# [EXTRACTED MATERIAL]

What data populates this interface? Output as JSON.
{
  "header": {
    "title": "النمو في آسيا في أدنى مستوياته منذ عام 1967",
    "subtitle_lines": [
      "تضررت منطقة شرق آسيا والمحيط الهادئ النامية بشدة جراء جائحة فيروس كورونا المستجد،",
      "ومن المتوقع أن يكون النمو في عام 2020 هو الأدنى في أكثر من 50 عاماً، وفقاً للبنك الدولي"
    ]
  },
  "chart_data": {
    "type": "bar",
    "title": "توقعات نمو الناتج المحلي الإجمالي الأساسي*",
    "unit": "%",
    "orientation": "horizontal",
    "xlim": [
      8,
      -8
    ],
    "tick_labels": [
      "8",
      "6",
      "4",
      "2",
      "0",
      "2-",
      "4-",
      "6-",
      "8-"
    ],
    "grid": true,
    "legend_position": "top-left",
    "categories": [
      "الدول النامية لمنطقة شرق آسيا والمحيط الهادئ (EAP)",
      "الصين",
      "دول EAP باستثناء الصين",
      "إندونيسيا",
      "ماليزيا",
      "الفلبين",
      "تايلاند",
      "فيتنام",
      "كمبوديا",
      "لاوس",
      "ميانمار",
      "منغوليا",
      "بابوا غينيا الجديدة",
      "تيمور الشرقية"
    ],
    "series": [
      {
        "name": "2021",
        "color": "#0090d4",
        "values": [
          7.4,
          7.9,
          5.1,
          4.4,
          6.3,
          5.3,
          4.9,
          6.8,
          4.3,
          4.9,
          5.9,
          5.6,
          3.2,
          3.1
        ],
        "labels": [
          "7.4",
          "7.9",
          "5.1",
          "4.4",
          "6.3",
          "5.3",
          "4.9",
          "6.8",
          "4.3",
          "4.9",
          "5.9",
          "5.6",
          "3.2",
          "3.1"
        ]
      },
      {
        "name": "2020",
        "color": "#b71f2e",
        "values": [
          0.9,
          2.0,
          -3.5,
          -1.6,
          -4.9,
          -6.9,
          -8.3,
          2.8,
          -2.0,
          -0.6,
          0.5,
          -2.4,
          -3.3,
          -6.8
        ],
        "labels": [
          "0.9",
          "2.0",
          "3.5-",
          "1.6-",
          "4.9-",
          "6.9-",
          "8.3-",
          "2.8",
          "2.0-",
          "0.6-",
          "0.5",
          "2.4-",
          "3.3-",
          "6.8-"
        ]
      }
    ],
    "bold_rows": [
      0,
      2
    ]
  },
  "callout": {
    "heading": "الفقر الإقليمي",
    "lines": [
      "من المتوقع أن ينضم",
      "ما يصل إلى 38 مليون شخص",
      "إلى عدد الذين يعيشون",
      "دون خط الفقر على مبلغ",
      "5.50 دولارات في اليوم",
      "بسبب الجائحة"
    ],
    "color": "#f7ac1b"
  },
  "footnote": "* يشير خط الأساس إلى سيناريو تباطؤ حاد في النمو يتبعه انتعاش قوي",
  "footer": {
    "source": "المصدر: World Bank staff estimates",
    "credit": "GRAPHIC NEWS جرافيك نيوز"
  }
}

# [TASK GOAL]
Collect each line holding the string "والمحيط".

# [FINISHED TASK]
      "تضررت منطقة شرق آسيا والمحيط الهادئ النامية بشدة جراء جائحة فيروس كورونا المستجد،",
      "الدول النامية لمنطقة شرق آسيا والمحيط الهادئ (EAP)",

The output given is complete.